§ SET PROBLEM
Copy each line in which the string "Динамики" occurs.

+ + + + + + +

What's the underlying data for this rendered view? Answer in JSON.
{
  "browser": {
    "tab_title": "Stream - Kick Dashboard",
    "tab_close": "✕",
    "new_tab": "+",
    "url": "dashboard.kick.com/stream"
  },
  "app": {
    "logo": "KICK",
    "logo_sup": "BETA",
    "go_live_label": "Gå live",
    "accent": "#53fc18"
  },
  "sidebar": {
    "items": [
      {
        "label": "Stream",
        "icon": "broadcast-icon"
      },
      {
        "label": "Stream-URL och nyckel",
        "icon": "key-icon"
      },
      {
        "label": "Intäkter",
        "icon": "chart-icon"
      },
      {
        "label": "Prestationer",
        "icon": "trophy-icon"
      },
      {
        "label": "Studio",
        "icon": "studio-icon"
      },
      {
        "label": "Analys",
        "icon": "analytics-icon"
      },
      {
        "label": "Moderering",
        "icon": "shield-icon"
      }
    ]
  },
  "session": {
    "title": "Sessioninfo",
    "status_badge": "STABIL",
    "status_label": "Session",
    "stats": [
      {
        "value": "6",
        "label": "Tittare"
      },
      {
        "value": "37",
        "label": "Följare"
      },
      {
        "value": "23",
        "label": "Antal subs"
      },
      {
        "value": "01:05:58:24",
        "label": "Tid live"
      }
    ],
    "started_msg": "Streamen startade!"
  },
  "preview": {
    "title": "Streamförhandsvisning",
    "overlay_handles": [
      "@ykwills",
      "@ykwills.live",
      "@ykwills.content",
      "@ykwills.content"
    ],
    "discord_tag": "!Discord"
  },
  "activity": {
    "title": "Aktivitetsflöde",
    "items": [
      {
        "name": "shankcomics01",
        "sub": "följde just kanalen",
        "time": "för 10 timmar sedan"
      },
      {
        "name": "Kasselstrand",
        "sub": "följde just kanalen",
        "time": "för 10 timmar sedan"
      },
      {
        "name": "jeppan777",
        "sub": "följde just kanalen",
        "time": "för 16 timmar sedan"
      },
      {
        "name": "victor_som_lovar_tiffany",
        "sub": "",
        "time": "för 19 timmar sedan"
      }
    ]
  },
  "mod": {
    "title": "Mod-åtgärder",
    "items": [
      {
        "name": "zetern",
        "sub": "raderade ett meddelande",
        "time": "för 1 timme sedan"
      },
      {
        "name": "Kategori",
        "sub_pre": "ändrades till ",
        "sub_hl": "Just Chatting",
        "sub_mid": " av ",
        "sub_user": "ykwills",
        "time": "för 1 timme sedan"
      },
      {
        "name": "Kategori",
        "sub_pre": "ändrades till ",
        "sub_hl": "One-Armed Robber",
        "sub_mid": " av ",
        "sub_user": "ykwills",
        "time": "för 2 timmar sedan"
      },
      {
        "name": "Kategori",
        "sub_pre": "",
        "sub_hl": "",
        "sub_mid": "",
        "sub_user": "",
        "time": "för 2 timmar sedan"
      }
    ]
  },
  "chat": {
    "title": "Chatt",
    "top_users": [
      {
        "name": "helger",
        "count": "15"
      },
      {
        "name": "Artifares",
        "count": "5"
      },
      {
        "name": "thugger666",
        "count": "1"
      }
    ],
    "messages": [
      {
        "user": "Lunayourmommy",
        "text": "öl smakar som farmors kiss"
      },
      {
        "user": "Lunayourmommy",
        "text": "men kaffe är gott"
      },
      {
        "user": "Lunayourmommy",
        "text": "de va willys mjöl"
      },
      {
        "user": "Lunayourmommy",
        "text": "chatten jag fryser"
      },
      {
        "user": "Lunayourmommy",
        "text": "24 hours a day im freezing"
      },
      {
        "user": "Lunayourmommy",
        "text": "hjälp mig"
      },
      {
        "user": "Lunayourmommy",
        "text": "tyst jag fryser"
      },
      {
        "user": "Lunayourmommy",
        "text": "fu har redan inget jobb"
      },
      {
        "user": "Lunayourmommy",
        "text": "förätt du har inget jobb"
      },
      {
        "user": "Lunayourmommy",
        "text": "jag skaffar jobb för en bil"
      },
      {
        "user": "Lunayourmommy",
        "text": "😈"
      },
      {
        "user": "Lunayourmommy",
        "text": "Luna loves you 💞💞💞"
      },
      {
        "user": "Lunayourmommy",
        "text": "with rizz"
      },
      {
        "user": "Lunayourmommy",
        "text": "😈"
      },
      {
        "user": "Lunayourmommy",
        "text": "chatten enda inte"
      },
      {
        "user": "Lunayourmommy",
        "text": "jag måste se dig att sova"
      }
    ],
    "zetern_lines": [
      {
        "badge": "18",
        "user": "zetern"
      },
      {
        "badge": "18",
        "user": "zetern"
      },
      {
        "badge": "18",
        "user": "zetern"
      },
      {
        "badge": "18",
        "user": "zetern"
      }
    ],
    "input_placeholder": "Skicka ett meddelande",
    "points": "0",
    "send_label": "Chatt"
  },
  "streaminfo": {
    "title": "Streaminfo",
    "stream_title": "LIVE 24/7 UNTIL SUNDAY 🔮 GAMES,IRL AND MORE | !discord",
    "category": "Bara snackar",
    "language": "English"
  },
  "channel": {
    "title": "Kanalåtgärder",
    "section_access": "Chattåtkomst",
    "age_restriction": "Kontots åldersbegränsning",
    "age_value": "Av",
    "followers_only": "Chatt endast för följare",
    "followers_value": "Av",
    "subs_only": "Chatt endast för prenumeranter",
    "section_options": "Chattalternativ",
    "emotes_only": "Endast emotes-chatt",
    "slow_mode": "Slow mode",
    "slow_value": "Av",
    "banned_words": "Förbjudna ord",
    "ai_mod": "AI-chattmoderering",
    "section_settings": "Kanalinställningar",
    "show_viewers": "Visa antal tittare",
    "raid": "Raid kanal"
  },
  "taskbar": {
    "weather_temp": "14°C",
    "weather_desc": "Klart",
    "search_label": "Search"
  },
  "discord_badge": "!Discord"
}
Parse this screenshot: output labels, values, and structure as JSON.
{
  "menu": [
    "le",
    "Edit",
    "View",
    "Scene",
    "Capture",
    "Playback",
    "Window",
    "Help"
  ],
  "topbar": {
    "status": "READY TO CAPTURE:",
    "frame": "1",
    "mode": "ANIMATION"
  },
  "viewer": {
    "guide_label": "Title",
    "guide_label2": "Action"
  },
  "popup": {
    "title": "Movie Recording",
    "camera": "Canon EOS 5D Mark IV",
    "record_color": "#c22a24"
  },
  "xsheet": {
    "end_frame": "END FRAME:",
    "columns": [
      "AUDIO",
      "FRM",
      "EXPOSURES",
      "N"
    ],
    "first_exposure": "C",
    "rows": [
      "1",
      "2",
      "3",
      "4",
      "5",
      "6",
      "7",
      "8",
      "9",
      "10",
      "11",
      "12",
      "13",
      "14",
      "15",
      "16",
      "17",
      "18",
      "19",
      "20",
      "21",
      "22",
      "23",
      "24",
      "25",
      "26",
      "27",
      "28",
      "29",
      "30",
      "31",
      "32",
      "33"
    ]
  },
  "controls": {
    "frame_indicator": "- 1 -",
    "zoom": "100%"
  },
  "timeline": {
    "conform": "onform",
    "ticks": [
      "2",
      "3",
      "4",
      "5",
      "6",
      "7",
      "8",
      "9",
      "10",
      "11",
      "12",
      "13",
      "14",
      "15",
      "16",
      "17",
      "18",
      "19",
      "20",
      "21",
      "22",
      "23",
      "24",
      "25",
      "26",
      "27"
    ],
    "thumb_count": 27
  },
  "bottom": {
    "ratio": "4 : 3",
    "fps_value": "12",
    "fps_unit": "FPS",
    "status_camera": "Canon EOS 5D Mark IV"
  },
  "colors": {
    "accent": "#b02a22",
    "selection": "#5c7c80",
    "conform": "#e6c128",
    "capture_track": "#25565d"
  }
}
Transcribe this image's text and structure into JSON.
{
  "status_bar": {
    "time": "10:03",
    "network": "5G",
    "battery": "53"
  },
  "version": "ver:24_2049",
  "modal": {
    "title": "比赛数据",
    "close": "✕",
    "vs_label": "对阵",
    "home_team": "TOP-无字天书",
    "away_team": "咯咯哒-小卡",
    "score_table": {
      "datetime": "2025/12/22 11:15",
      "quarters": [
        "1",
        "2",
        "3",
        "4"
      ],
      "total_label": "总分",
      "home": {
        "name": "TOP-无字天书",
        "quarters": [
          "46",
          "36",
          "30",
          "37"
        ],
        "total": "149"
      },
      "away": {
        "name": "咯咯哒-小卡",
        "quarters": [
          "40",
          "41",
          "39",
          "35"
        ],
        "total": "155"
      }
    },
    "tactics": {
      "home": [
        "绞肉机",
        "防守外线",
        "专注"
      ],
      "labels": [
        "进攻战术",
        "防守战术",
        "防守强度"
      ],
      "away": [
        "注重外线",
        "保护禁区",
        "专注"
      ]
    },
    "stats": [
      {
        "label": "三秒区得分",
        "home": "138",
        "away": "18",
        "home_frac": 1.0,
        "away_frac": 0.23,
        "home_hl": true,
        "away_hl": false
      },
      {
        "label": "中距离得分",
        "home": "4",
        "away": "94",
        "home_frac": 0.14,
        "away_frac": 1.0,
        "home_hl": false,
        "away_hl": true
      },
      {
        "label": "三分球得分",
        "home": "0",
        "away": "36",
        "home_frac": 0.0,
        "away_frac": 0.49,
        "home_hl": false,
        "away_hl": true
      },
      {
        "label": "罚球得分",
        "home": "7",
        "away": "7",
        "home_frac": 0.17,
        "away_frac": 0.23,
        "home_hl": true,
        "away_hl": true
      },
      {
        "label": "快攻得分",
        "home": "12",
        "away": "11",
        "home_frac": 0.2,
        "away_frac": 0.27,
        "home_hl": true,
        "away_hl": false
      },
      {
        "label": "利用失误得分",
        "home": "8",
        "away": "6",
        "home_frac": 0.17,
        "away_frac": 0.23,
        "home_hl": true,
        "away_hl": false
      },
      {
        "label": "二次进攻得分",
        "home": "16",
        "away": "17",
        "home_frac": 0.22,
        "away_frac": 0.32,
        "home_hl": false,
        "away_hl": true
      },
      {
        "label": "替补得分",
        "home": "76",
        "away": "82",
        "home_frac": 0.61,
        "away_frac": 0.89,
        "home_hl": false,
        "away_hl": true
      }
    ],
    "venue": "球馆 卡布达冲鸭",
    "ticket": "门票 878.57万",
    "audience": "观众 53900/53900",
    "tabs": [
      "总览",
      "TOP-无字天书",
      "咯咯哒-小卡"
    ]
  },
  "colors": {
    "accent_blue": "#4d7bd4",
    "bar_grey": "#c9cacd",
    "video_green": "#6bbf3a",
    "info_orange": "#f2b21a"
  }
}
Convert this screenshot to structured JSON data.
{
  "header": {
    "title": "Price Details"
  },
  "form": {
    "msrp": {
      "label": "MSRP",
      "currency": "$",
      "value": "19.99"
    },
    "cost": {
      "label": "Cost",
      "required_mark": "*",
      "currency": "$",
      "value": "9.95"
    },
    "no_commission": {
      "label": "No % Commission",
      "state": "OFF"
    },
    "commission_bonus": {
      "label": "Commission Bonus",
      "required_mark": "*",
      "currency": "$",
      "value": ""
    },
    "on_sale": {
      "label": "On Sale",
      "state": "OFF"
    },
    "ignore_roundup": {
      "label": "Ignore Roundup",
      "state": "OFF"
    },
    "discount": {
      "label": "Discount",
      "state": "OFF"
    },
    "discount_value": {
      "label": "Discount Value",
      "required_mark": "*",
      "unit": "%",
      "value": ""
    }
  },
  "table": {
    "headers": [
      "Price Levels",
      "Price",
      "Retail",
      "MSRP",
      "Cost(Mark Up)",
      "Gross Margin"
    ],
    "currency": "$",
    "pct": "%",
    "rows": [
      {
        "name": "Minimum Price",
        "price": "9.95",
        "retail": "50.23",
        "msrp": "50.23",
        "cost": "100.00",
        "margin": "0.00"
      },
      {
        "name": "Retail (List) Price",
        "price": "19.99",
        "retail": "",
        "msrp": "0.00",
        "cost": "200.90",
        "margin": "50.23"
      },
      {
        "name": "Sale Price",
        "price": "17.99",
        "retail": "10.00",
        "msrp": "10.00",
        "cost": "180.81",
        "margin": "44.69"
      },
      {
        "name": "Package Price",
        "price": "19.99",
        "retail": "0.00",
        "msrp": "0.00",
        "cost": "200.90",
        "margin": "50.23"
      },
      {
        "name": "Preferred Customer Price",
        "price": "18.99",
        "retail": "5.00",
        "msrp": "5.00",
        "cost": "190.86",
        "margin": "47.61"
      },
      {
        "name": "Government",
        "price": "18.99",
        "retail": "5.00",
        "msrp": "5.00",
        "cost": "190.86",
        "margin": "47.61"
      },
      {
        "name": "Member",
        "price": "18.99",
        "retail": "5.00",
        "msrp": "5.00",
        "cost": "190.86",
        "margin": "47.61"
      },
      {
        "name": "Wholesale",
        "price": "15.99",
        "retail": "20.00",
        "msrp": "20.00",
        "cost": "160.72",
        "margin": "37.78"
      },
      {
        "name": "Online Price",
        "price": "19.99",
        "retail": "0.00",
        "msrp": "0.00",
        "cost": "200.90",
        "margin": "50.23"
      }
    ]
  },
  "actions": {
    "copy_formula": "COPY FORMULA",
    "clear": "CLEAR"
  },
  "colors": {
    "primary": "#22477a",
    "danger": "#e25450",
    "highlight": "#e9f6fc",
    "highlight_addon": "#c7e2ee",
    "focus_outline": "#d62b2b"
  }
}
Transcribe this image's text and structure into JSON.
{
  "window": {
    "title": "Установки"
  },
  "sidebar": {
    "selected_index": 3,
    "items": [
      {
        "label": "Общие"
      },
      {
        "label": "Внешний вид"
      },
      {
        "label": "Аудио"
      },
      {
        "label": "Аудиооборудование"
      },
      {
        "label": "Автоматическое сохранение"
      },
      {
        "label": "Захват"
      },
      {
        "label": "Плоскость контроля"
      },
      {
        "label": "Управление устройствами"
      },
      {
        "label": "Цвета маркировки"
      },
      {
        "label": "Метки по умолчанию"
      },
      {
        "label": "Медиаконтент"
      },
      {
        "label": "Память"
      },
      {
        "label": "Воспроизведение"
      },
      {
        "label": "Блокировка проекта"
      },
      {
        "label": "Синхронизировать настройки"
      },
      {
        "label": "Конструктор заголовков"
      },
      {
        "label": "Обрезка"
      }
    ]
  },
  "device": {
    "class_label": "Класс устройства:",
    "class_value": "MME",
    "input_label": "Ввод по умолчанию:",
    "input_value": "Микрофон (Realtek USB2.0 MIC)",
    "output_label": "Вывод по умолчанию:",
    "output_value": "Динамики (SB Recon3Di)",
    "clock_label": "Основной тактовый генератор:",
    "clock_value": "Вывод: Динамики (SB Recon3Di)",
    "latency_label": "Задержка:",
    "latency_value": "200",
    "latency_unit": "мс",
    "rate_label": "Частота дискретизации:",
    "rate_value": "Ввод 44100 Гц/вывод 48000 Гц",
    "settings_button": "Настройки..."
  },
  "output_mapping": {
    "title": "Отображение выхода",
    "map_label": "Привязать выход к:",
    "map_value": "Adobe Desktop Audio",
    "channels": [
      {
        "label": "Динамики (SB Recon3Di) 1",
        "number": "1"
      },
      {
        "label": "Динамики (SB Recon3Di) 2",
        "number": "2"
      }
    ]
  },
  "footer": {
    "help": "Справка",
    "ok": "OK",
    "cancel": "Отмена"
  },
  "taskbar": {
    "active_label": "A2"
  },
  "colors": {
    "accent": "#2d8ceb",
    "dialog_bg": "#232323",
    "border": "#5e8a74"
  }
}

+ + + + + + +

§ TASK ANSWER
    "output_value": "Динамики (SB Recon3Di)",
    "clock_value": "Вывод: Динамики (SB Recon3Di)",
        "label": "Динамики (SB Recon3Di) 1",
        "label": "Динамики (SB Recon3Di) 2",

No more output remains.